◆ **Your objective**
Reproduce each line from the records that holds "content".

◆ **Supplied data**
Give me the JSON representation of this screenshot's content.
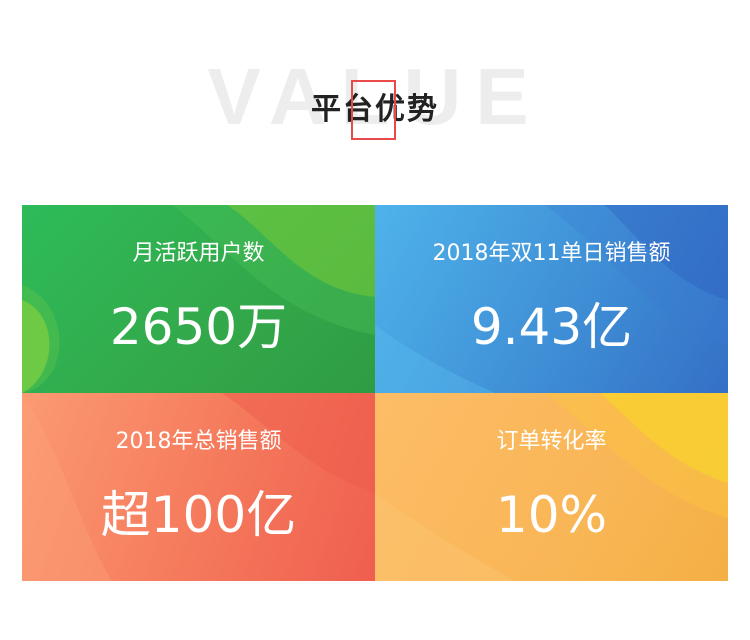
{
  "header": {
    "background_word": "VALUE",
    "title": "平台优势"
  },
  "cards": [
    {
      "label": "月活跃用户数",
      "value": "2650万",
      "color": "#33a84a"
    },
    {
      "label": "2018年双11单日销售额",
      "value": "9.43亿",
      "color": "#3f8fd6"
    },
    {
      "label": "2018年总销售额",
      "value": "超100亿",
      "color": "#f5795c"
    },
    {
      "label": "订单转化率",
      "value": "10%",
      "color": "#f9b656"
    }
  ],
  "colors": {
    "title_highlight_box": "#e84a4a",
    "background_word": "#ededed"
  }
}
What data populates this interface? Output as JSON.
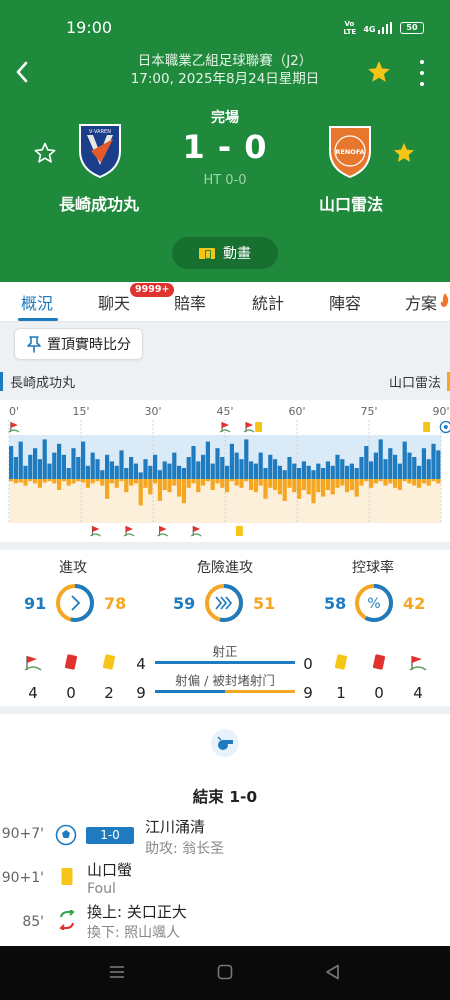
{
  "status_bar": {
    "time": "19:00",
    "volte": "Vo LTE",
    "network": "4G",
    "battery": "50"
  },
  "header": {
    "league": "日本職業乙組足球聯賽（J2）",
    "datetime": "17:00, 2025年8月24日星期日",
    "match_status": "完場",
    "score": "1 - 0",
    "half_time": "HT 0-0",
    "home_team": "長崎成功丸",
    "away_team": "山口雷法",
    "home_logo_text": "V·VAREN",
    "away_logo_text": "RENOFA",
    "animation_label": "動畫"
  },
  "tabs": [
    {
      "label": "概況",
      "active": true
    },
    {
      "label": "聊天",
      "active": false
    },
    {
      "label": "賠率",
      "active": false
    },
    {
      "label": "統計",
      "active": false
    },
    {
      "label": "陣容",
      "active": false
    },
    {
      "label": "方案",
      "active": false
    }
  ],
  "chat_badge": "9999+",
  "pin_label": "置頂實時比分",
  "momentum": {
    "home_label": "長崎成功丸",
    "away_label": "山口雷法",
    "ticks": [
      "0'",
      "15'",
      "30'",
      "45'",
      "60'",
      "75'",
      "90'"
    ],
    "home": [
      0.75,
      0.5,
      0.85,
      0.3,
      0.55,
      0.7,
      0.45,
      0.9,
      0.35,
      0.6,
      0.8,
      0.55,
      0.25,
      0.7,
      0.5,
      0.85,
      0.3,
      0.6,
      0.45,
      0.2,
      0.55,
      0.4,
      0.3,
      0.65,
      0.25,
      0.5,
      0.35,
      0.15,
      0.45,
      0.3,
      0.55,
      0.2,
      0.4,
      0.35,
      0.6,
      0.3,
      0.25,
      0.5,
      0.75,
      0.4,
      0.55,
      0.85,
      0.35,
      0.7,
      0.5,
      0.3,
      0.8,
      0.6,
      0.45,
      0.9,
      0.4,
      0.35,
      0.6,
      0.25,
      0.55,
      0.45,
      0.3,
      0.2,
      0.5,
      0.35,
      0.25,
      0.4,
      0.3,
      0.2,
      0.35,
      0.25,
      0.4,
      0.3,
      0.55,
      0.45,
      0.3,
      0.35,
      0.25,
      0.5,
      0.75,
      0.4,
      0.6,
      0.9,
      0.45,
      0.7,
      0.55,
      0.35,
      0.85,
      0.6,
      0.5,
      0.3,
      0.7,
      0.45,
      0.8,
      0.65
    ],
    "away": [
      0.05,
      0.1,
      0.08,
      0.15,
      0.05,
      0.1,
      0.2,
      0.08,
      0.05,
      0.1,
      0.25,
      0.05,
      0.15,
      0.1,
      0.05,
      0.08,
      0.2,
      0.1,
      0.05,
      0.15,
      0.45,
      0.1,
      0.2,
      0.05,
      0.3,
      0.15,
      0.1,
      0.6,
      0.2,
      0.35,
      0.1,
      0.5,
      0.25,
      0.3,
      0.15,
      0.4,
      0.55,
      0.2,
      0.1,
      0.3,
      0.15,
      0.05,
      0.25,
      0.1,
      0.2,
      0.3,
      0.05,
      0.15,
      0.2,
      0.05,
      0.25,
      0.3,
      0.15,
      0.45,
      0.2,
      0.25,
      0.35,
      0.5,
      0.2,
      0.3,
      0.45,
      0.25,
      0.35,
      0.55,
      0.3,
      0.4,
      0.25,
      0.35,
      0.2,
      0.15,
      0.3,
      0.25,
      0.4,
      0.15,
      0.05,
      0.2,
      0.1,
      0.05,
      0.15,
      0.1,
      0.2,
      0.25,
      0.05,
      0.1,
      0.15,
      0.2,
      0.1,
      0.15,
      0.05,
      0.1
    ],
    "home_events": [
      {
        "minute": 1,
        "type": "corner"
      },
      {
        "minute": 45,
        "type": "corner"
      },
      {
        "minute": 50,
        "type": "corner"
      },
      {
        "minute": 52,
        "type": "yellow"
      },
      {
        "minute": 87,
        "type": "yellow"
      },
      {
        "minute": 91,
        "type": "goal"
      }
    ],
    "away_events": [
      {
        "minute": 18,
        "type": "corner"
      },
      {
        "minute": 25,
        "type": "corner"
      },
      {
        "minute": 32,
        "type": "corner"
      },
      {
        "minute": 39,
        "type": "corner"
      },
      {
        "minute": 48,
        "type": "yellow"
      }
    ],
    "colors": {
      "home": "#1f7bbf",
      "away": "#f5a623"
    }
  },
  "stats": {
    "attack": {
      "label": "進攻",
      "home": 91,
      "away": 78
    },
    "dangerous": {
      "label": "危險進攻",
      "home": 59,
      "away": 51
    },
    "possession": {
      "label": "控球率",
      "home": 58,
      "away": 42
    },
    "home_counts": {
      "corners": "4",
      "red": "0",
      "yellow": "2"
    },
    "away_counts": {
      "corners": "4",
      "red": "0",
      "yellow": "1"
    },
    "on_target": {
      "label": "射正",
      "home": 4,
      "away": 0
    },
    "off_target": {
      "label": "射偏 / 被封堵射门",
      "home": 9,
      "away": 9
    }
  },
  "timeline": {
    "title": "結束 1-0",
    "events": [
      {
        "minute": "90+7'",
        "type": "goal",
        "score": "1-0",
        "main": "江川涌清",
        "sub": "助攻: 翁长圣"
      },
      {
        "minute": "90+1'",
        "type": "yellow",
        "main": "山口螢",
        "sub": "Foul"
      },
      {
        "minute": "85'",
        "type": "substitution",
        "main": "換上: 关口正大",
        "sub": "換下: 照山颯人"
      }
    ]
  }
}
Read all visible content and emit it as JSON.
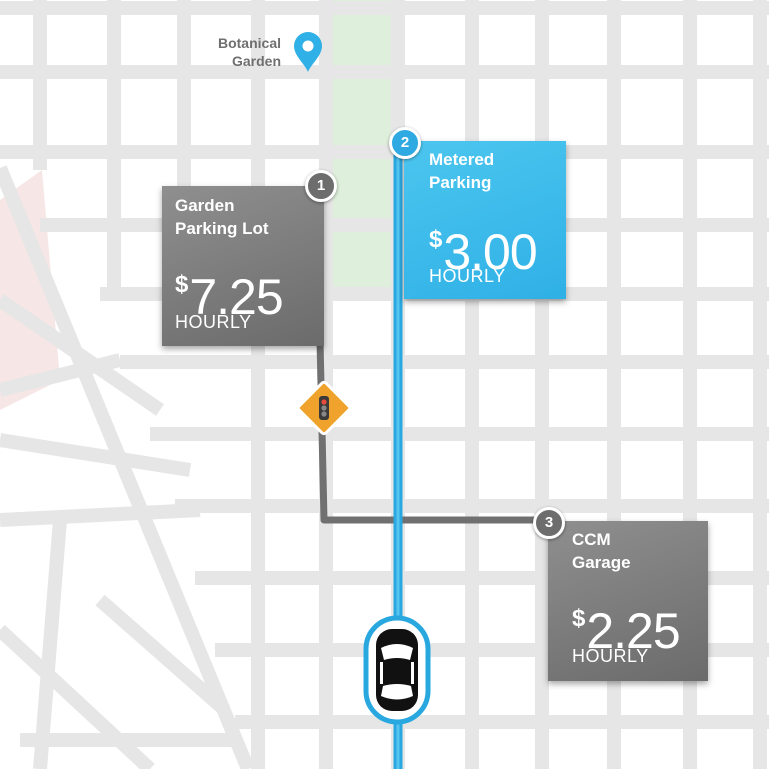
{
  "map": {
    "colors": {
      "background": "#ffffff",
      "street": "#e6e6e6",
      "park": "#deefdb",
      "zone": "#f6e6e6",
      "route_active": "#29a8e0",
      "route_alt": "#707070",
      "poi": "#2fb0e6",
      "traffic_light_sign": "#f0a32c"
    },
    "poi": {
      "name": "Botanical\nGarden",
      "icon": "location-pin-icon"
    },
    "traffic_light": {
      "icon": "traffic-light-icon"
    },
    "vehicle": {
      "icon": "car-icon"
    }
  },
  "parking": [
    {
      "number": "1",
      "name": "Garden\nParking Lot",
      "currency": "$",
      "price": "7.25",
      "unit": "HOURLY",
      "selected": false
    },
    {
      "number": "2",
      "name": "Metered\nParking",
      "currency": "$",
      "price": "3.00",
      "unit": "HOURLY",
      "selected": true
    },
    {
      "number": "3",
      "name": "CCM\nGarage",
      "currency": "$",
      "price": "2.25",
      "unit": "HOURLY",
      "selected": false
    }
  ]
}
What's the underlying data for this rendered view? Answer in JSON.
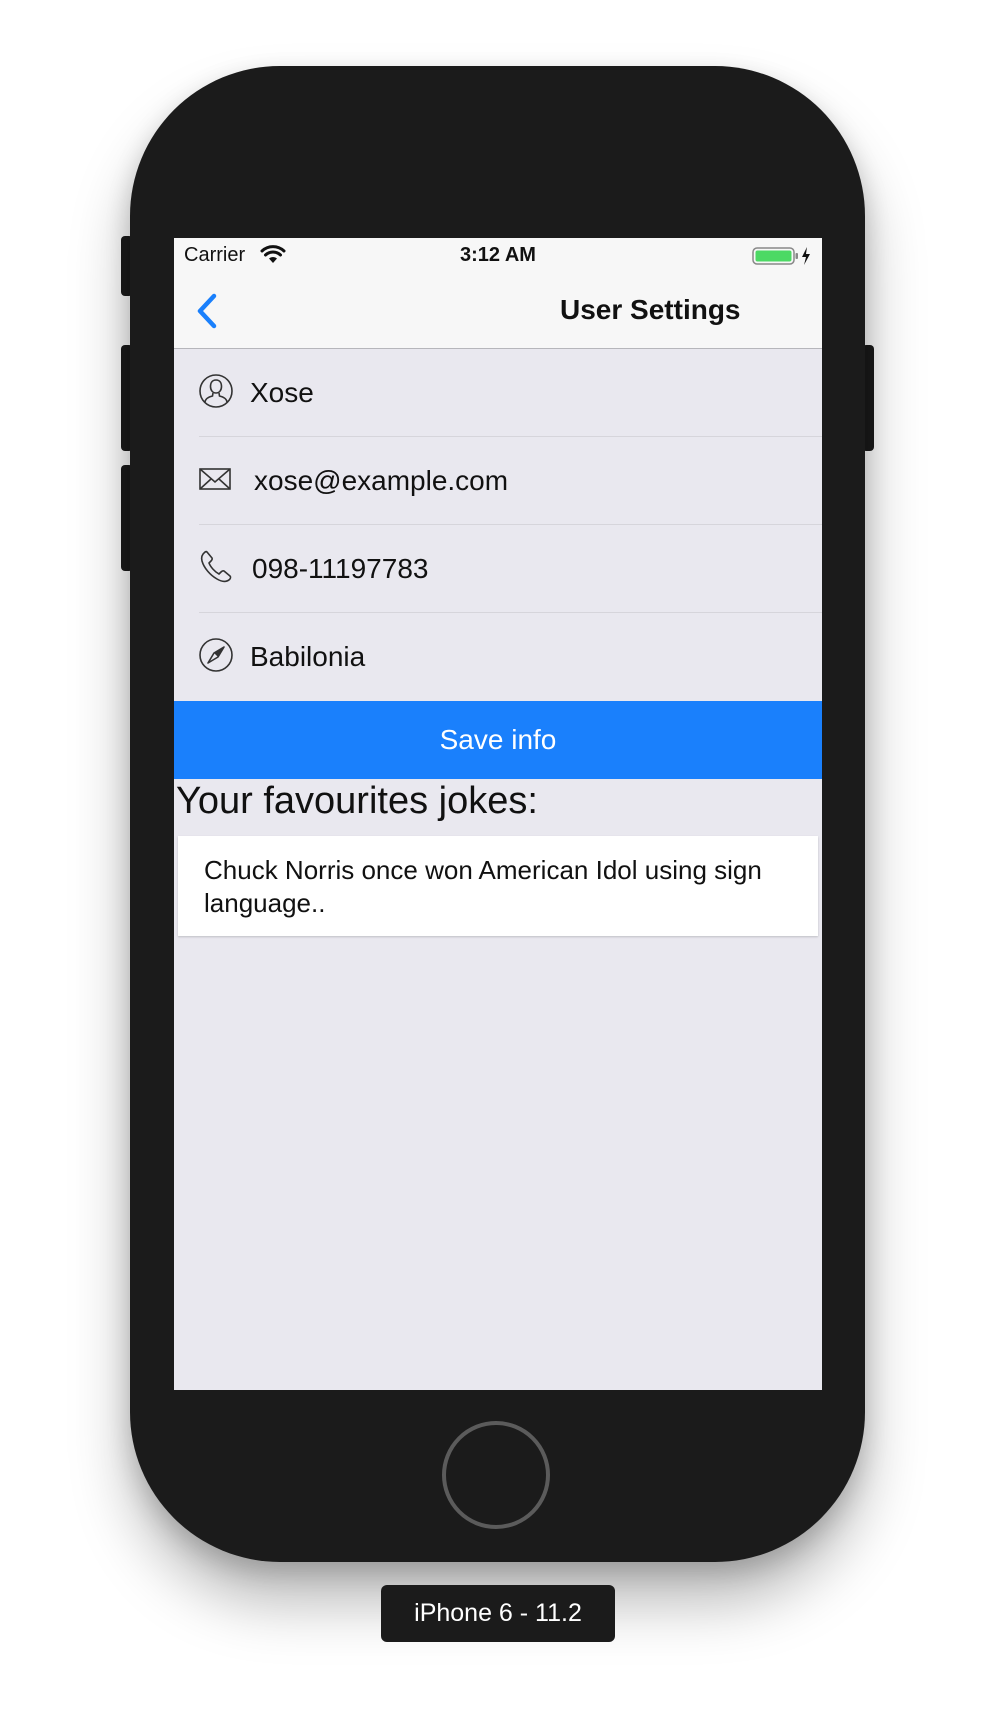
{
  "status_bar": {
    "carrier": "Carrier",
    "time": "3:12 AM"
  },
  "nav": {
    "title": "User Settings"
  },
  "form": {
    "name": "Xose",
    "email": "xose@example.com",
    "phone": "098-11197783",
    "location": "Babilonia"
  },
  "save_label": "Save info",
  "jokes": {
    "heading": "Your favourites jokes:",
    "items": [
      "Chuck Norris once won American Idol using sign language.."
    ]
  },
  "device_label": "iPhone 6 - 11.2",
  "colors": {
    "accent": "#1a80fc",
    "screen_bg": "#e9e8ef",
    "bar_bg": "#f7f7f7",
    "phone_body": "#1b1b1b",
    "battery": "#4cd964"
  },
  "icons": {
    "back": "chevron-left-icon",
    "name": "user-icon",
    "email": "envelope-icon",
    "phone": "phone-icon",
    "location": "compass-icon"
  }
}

◆ **Response below**
Give me the JSON representation of this screenshot's content.
Read all visible content and emit it as JSON.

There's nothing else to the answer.